* [EXERCISE REQUIREMENTS]
Retype each entry below exactly as it stands.

**** SOURCE MATERIAL ****

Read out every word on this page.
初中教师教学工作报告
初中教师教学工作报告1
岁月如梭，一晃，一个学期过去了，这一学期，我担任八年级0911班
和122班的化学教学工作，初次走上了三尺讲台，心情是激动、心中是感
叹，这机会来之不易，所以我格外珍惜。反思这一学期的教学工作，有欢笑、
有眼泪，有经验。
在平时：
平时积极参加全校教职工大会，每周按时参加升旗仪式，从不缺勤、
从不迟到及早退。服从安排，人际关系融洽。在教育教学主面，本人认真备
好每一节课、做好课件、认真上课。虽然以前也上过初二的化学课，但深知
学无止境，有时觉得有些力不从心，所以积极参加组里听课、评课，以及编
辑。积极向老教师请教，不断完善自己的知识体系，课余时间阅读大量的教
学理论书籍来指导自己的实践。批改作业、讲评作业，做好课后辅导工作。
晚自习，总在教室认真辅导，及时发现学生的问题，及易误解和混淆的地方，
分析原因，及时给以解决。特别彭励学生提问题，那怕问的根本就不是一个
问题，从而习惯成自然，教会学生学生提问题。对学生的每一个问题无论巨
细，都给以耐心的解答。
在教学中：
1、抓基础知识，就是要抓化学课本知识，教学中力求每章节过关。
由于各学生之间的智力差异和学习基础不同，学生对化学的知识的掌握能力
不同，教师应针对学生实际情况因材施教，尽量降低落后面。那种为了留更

****

* [TASK RESPONSE]
Read out every word on this page.
初中教师教学工作报告
初中教师教学工作报告1
岁月如梭，一晃，一个学期过去了，这一学期，我担任八年级0911班
和122班的化学教学工作，初次走上了三尺讲台，心情是激动、心中是感
叹，这机会来之不易，所以我格外珍惜。反思这一学期的教学工作，有欢笑、
有眼泪，有经验。
在平时：
平时积极参加全校教职工大会，每周按时参加升旗仪式，从不缺勤、
从不迟到及早退。服从安排，人际关系融洽。在教育教学主面，本人认真备
好每一节课、做好课件、认真上课。虽然以前也上过初二的化学课，但深知
学无止境，有时觉得有些力不从心，所以积极参加组里听课、评课，以及编
辑。积极向老教师请教，不断完善自己的知识体系，课余时间阅读大量的教
学理论书籍来指导自己的实践。批改作业、讲评作业，做好课后辅导工作。
晚自习，总在教室认真辅导，及时发现学生的问题，及易误解和混淆的地方，
分析原因，及时给以解决。特别彭励学生提问题，那怕问的根本就不是一个
问题，从而习惯成自然，教会学生学生提问题。对学生的每一个问题无论巨
细，都给以耐心的解答。
在教学中：
1、抓基础知识，就是要抓化学课本知识，教学中力求每章节过关。
由于各学生之间的智力差异和学习基础不同，学生对化学的知识的掌握能力
不同，教师应针对学生实际情况因材施教，尽量降低落后面。那种为了留更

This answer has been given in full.